#### PASSAGE SHOWN ####

BPt.EvalResultsSubset.get_fis#
- EvalResultsSubset.get_fis(mean=False, abs=False)[source]#
This method will return a pandas DataFrame with each row a fold, and each column a feature if the underlying model supported either the coef_ or feature_importance_ parameters.
In the case that the underlying feature importances or coefs_ are not flat, e.g., in the case of a one versus rest categorical model, then a list multiple DataFrames will be returned, one for each class. The order of the list will correspond to the order of classes.
- Parameters
- meanbool, optional
If True, return the mean value across evaluation folds as a pandas Series. Any features with a mean value of 0 will also be excluded. Otherwise, if default of False, return raw values for each fold as a Dataframe.
default = False
- absbool, optional
If the feature importances should be absolute values or not.

#### ENTRIES PROVIDED ####

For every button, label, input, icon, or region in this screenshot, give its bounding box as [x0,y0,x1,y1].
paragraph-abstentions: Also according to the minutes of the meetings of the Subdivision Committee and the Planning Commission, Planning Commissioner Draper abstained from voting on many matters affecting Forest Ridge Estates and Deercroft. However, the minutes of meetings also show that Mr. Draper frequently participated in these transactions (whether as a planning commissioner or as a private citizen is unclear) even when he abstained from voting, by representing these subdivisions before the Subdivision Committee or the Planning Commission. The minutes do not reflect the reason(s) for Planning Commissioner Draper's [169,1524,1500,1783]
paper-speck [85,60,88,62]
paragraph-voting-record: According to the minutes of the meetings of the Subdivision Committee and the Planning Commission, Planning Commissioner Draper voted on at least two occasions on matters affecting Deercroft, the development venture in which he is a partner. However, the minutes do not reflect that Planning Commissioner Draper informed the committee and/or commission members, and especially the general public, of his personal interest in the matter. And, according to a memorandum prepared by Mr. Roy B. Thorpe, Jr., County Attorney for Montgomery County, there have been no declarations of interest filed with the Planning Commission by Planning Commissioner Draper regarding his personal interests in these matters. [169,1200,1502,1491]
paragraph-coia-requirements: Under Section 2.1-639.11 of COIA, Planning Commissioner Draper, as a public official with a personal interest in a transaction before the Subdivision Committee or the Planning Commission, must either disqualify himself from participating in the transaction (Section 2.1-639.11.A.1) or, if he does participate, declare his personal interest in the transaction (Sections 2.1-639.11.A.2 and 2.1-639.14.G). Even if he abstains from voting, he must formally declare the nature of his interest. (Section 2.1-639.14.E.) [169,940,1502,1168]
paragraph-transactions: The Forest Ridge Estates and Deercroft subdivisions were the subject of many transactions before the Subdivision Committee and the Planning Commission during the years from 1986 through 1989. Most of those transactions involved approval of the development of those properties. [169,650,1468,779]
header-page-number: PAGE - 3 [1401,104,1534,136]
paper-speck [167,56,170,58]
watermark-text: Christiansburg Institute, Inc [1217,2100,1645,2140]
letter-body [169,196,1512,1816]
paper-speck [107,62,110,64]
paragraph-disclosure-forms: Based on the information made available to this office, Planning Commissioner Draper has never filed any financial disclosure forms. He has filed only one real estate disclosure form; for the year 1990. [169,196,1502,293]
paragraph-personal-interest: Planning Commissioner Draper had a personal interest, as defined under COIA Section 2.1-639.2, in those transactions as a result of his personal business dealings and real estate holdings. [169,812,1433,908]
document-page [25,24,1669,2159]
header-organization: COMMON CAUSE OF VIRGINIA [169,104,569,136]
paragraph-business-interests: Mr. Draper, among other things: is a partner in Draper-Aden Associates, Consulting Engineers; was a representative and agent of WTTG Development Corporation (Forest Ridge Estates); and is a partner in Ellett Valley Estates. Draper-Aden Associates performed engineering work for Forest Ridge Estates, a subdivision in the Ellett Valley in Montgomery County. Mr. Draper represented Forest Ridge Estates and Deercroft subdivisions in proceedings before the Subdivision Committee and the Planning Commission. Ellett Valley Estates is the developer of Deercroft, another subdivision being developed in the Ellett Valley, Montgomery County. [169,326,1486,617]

####

:: TASKS TO COMPLETE ::
- a) Copy out the part of the get_fis documentation that starts with "BPt.EvalResultsSubset.get_fis#" and goes on through "order of classes.", word for word.
- b) Continue the get_fis documentation from the point where it stops.

:: RESPONSES FOR EACH TASK ::
- a)
BPt.EvalResultsSubset.get_fis#
- EvalResultsSubset.get_fis(mean=False, abs=False)[source]#
This method will return a pandas DataFrame with each row a fold, and each column a feature if the underlying model supported either the coef_ or feature_importance_ parameters.
In the case that the underlying feature importances or coefs_ are not flat, e.g., in the case of a one versus rest categorical model, then a list multiple DataFrames will be returned, one for each class. The order of the list will correspond to the order of classes.

- b)
default = False
- Returns
- fispandas DataFrame or Series
Assuming mean=False, the a pandas DataFrame where each row contains the feature importances from an evaluation fold (unless the underlying feature importances are categorical, in which a list of DataFrames will be returned.)
If mean=True, then a pandas Series (or in the case of underlying categorical feature importances, list of) will be returned, with the mean value from each fold and all features with a value of 0 excluded.
Note: To get the mean values without zero’s excluded, just call .mean() on the result of this method with mean=False.